* Entries from a dataset:
----

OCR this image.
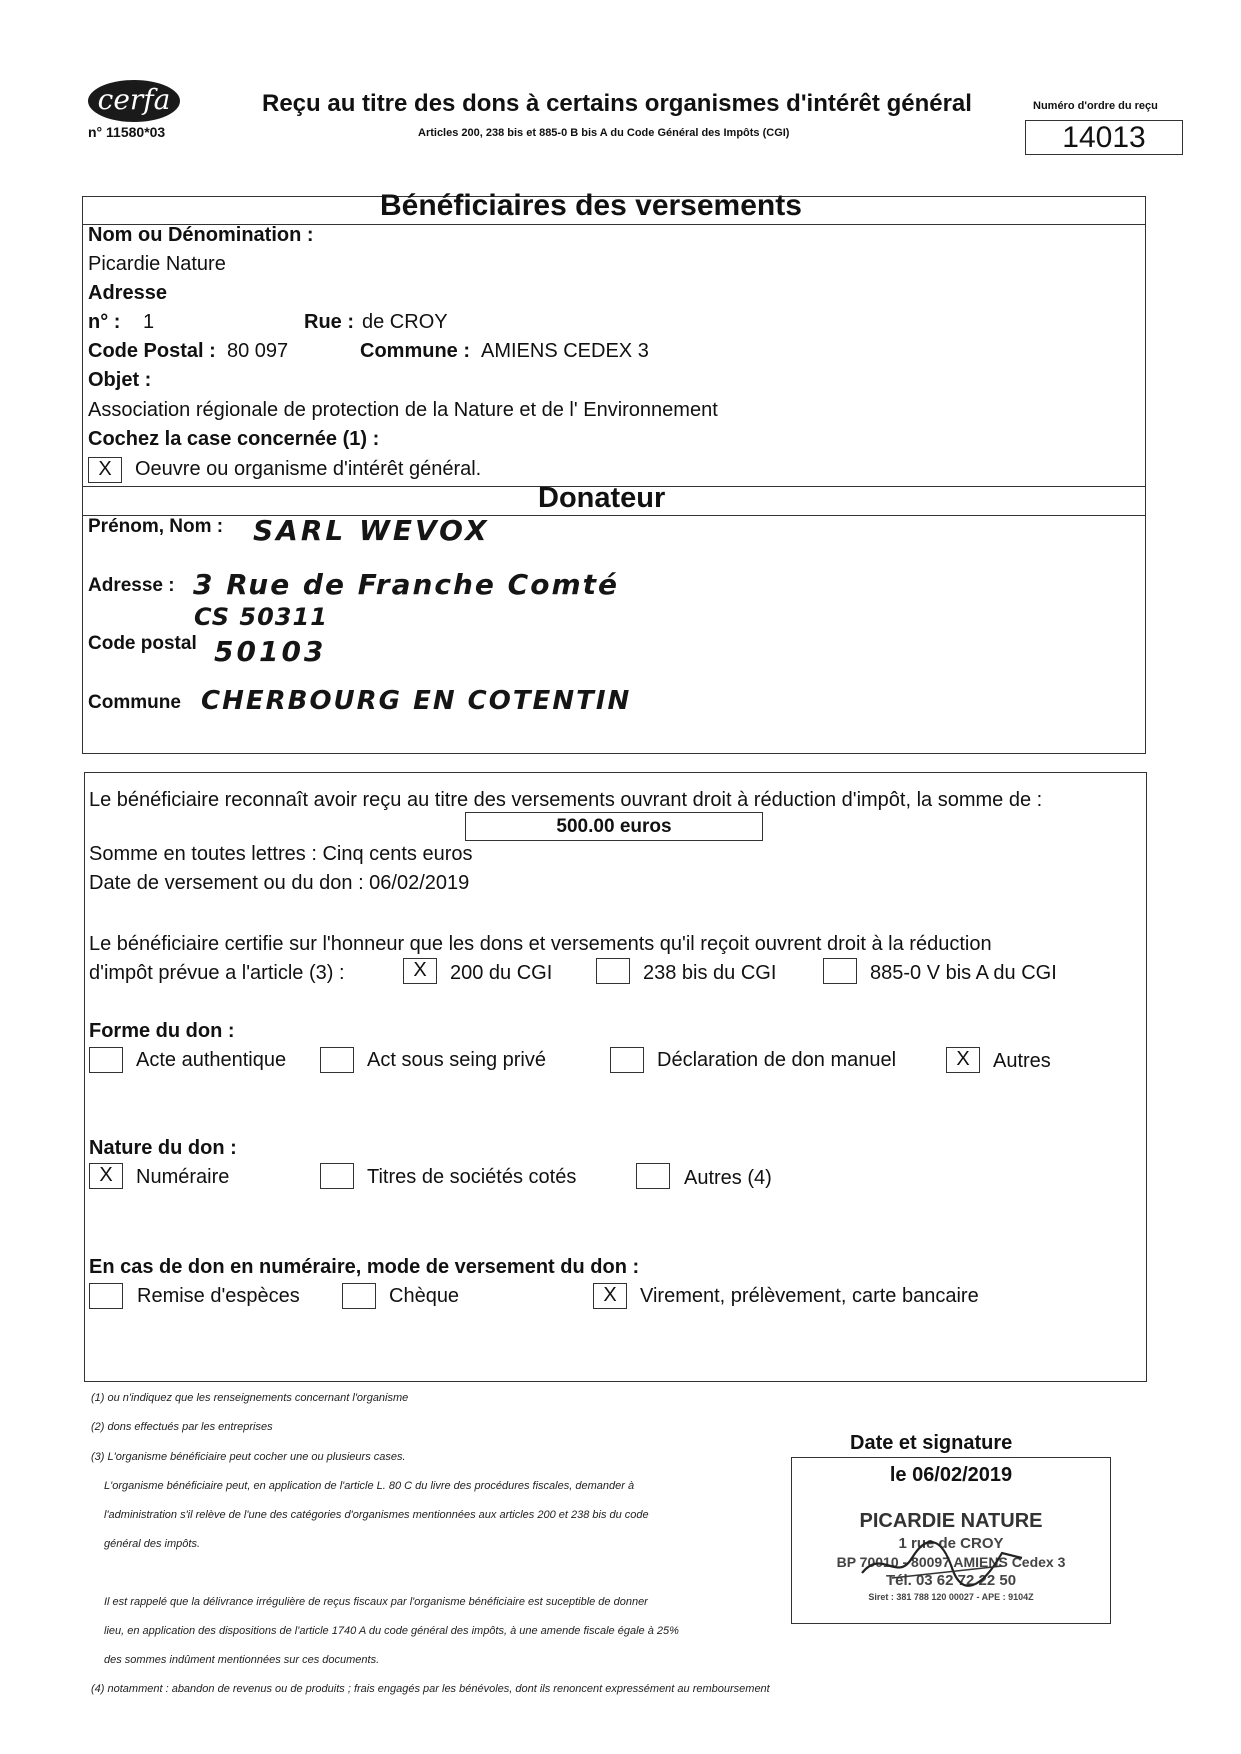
cerfa
n° 11580*03
Reçu au titre des dons à certains organismes d'intérêt général
Articles 200, 238 bis et 885-0 B bis A du Code Général des Impôts (CGI)
Numéro d'ordre du reçu
14013
Bénéficiaires des versements
Nom ou Dénomination :
Picardie Nature
Adresse
n° : 1	Rue : de CROY
Code Postal : 80 097	Commune : AMIENS CEDEX 3
Objet :
Association régionale de protection de la Nature et de l' Environnement
Cochez la case concernée (1) :
X	Oeuvre ou organisme d'intérêt général.
Donateur
Prénom, Nom : SARL WEVOX
Adresse : 3 Rue de Franche Comté
CS 50311
Code postal 50103
Commune CHERBOURG EN COTENTIN
Le bénéficiaire reconnaît avoir reçu au titre des versements ouvrant droit à réduction d'impôt, la somme de :
500.00 euros
Somme en toutes lettres : Cinq cents euros
Date de versement ou du don : 06/02/2019
Le bénéficiaire certifie sur l'honneur que les dons et versements qu'il reçoit ouvrent droit à la réduction
d'impôt prévue a l'article (3) :	X	200 du CGI	238 bis du CGI	885-0 V bis A du CGI
Forme du don :
Acte authentique	Act sous seing privé	Déclaration de don manuel	X	Autres
Nature du don :
X	Numéraire	Titres de sociétés cotés	Autres (4)
En cas de don en numéraire, mode de versement du don :
Remise d'espèces	Chèque	X	Virement, prélèvement, carte bancaire
(1) ou n'indiquez que les renseignements concernant l'organisme
(2) dons effectués par les entreprises
(3) L'organisme bénéficiaire peut cocher une ou plusieurs cases.
L'organisme bénéficiaire peut, en application de l'article L. 80 C du livre des procédures fiscales, demander à
l'administration s'il relève de l'une des catégories d'organismes mentionnées aux articles 200 et 238 bis du code
général des impôts.
Il est rappelé que la délivrance irrégulière de reçus fiscaux par l'organisme bénéficiaire est suceptible de donner
lieu, en application des dispositions de l'article 1740 A du code général des impôts, à une amende fiscale égale à 25%
des sommes indûment mentionnées sur ces documents.
(4) notamment : abandon de revenus ou de produits ; frais engagés par les bénévoles, dont ils renoncent expressément au remboursement
Date et signature
le 06/02/2019
PICARDIE NATURE
1 rue de CROY
BP 70010 - 80097 AMIENS Cedex 3
Tél. 03 62 72 22 50
Siret : 381 788 120 00027 - APE : 9104Z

----

* WHAT YOU SHOULD DO: Please repeat the entries exactly. Do not include the pictures.

* COMPLETE OUTPUT:
OCR this image.
cerfa
n° 11580*03
Reçu au titre des dons à certains organismes d'intérêt général
Articles 200, 238 bis et 885-0 B bis A du Code Général des Impôts (CGI)
Numéro d'ordre du reçu
14013
Bénéficiaires des versements
Nom ou Dénomination :
Picardie Nature
Adresse
n° : 1	Rue : de CROY
Code Postal : 80 097	Commune : AMIENS CEDEX 3
Objet :
Association régionale de protection de la Nature et de l' Environnement
Cochez la case concernée (1) :
X	Oeuvre ou organisme d'intérêt général.
Donateur
Prénom, Nom : SARL WEVOX
Adresse : 3 Rue de Franche Comté
CS 50311
Code postal 50103
Commune CHERBOURG EN COTENTIN
Le bénéficiaire reconnaît avoir reçu au titre des versements ouvrant droit à réduction d'impôt, la somme de :
500.00 euros
Somme en toutes lettres : Cinq cents euros
Date de versement ou du don : 06/02/2019
Le bénéficiaire certifie sur l'honneur que les dons et versements qu'il reçoit ouvrent droit à la réduction
d'impôt prévue a l'article (3) :	X	200 du CGI	238 bis du CGI	885-0 V bis A du CGI
Forme du don :
Acte authentique	Act sous seing privé	Déclaration de don manuel	X	Autres
Nature du don :
X	Numéraire	Titres de sociétés cotés	Autres (4)
En cas de don en numéraire, mode de versement du don :
Remise d'espèces	Chèque	X	Virement, prélèvement, carte bancaire
(1) ou n'indiquez que les renseignements concernant l'organisme
(2) dons effectués par les entreprises
(3) L'organisme bénéficiaire peut cocher une ou plusieurs cases.
L'organisme bénéficiaire peut, en application de l'article L. 80 C du livre des procédures fiscales, demander à
l'administration s'il relève de l'une des catégories d'organismes mentionnées aux articles 200 et 238 bis du code
général des impôts.
Il est rappelé que la délivrance irrégulière de reçus fiscaux par l'organisme bénéficiaire est suceptible de donner
lieu, en application des dispositions de l'article 1740 A du code général des impôts, à une amende fiscale égale à 25%
des sommes indûment mentionnées sur ces documents.
(4) notamment : abandon de revenus ou de produits ; frais engagés par les bénévoles, dont ils renoncent expressément au remboursement
Date et signature
le 06/02/2019
PICARDIE NATURE
1 rue de CROY
BP 70010 - 80097 AMIENS Cedex 3
Tél. 03 62 72 22 50
Siret : 381 788 120 00027 - APE : 9104Z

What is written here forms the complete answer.